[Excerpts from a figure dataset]
▬▬▬
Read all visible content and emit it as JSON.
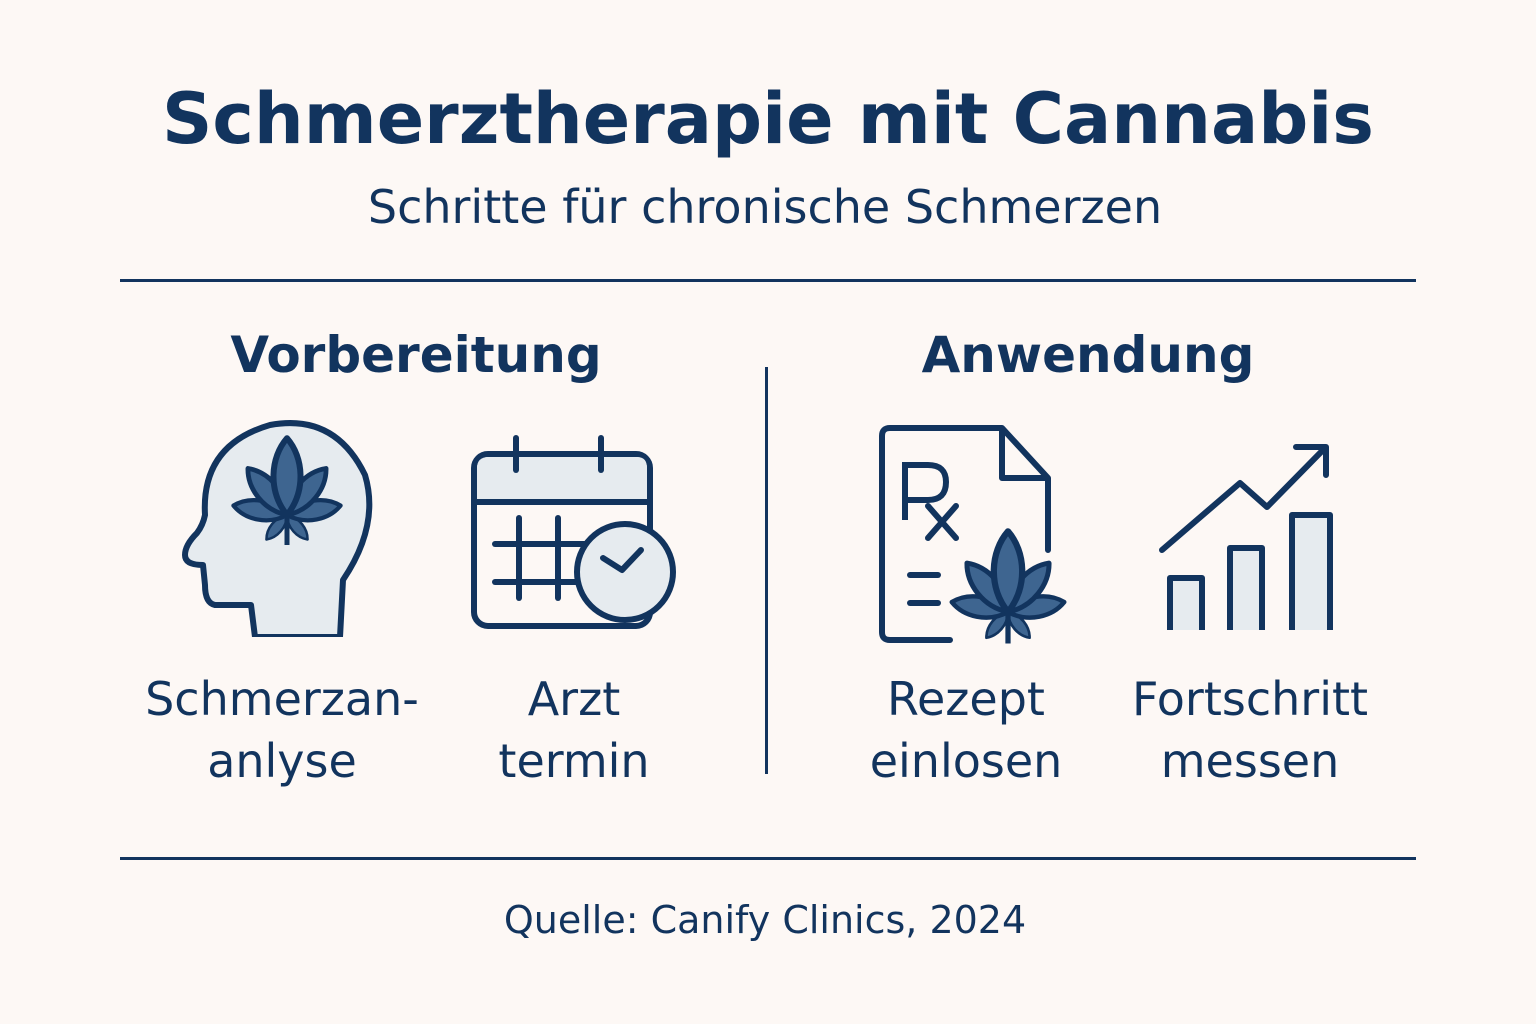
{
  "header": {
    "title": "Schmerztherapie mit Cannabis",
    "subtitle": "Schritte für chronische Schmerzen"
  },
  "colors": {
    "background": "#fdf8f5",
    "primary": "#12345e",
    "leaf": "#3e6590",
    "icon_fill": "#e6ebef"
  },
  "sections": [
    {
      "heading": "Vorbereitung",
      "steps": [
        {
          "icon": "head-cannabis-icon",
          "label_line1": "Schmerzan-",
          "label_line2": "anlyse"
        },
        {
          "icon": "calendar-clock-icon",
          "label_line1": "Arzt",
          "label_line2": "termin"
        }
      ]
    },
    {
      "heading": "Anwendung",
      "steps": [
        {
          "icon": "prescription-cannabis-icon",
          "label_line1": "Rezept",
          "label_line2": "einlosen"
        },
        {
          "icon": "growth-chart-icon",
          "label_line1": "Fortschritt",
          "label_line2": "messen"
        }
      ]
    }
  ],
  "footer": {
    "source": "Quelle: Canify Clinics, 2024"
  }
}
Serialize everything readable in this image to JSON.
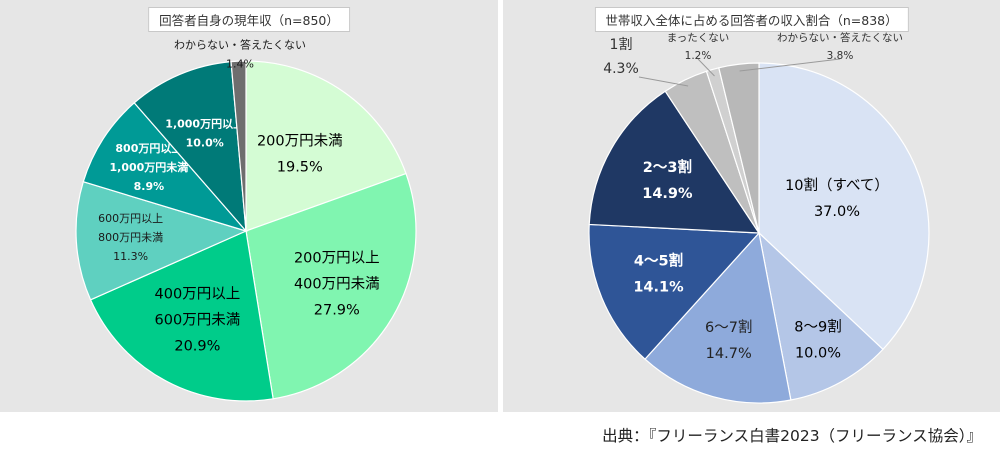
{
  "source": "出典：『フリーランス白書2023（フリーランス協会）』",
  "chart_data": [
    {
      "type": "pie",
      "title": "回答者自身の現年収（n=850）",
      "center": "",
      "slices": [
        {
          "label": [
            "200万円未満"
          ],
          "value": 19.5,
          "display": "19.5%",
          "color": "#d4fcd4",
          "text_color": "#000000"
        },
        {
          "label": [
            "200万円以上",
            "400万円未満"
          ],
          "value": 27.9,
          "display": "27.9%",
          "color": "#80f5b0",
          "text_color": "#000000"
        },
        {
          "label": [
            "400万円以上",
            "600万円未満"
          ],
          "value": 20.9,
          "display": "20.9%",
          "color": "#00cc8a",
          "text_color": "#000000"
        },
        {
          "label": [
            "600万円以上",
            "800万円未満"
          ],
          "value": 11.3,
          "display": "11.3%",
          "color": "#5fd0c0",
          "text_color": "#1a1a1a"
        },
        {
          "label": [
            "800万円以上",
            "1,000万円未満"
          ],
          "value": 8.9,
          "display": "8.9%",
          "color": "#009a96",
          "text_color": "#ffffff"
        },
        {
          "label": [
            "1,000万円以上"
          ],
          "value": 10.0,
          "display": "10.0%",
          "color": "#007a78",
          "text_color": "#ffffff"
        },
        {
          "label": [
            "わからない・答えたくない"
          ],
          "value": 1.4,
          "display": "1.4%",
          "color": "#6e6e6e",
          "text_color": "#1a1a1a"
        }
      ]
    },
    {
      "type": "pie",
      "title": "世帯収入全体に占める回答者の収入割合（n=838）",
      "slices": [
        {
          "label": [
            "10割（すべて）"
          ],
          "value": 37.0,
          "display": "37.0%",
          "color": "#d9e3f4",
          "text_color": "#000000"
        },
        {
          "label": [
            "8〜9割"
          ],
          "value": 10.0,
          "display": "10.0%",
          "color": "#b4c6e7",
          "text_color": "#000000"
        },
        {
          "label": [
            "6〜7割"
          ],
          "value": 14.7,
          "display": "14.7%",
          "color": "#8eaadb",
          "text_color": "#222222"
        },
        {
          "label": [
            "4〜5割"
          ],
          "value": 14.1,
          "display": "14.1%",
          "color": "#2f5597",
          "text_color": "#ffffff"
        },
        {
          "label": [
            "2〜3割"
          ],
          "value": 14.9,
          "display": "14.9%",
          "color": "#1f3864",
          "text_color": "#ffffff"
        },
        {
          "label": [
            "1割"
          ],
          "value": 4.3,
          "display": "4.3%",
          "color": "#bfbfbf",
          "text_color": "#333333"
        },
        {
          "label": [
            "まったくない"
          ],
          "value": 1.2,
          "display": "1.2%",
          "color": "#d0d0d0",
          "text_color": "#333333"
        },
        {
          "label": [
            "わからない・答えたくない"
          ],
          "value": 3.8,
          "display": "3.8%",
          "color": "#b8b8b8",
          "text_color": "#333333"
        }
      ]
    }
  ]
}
▬▬▬
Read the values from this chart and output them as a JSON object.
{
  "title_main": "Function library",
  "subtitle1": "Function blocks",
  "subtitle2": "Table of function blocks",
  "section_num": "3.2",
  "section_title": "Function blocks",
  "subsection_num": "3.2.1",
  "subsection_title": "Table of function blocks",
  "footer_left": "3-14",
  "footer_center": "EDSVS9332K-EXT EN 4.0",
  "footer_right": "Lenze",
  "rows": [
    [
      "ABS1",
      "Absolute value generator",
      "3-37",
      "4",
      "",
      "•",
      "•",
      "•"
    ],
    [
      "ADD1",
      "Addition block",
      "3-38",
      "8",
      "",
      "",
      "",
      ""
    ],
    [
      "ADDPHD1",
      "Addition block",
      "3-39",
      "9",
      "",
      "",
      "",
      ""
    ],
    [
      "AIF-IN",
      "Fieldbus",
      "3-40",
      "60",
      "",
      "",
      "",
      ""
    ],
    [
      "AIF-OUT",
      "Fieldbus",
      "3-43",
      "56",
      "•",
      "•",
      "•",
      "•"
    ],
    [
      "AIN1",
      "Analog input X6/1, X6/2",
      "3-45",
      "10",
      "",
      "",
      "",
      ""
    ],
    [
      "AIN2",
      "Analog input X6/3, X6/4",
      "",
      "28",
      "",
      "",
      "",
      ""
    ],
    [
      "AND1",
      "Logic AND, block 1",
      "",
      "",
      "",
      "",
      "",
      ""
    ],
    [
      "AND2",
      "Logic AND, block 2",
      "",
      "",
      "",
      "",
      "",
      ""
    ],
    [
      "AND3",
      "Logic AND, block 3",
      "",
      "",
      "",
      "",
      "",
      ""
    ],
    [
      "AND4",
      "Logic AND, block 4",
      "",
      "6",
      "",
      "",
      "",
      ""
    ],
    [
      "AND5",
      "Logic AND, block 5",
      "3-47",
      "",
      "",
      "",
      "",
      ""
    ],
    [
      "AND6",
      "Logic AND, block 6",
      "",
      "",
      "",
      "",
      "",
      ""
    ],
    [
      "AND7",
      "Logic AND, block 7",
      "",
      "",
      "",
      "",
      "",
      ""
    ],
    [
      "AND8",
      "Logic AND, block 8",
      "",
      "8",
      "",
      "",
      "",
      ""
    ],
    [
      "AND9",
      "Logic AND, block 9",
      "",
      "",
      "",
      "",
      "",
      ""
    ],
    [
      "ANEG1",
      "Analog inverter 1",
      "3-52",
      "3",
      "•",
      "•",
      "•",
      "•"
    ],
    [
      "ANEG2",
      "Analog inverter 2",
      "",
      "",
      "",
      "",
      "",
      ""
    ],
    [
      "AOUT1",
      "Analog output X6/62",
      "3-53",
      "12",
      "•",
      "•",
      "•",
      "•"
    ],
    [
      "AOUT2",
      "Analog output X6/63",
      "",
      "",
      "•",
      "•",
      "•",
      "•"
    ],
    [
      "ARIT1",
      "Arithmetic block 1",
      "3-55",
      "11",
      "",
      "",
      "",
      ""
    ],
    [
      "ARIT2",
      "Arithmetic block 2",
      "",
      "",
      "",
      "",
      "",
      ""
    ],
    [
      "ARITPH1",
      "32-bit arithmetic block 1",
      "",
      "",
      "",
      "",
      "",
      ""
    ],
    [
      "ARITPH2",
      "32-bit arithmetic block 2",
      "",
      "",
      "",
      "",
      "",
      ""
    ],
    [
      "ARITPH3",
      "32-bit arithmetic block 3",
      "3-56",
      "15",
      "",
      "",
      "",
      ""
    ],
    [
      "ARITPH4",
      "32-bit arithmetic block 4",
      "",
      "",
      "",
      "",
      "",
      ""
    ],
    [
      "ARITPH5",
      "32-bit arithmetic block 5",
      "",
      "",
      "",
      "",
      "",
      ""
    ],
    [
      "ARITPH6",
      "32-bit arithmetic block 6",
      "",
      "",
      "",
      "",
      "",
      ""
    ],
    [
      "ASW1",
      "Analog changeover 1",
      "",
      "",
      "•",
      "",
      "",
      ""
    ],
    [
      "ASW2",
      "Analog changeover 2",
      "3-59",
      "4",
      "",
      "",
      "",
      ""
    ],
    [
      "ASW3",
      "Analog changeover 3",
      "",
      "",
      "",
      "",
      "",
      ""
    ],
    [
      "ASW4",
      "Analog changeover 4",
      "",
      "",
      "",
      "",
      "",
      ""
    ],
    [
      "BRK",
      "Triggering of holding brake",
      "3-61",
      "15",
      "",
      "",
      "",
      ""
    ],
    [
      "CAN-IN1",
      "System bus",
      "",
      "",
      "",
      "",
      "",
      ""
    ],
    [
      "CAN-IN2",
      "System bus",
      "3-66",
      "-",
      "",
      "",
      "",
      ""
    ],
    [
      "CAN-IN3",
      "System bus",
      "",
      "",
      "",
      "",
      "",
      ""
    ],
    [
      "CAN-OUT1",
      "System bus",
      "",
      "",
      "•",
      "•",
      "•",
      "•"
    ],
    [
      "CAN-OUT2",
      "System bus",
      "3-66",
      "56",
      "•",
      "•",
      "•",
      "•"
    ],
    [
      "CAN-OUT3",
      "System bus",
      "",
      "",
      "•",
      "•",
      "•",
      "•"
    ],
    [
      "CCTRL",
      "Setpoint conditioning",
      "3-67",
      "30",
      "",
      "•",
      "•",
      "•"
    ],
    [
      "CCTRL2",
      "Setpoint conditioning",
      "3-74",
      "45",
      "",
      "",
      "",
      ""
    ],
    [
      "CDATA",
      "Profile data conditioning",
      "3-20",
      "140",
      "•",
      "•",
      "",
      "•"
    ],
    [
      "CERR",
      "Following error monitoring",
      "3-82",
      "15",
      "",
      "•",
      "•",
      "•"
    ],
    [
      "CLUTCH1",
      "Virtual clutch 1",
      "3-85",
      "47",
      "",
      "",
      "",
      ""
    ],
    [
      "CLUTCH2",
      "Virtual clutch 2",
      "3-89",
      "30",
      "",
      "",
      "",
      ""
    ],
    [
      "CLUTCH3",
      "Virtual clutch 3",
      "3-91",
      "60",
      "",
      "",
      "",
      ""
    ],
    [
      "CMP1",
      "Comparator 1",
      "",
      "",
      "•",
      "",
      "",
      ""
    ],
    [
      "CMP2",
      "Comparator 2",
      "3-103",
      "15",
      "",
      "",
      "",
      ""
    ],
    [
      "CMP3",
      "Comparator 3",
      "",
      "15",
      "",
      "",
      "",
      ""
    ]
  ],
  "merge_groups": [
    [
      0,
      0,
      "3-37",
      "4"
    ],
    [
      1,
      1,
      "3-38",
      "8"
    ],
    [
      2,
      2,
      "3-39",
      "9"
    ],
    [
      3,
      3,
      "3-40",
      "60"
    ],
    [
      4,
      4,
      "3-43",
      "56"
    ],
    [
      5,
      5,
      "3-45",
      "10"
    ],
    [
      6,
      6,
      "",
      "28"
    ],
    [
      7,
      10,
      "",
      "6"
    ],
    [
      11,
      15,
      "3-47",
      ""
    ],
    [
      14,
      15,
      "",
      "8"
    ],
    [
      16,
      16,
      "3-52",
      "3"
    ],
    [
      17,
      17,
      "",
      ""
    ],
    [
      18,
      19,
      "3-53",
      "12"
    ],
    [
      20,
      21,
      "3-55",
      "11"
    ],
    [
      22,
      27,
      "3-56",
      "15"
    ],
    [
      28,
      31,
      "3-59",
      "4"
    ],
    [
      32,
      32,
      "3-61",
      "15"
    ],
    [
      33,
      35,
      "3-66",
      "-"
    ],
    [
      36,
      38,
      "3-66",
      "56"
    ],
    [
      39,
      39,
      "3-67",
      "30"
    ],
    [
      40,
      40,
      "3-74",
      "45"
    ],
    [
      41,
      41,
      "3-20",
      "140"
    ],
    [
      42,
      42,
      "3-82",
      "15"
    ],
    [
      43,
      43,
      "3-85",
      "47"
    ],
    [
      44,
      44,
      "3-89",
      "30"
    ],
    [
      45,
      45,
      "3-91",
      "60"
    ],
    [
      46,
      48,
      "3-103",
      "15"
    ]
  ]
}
▬▬▬
• **Brief**: Identify each line containing the string "source" and copy it out.

• **Exercise output**:
    "source": "Quelle: Canify Clinics, 2024"
  "source": "出典：『フリーランス白書2023（フリーランス協会）』",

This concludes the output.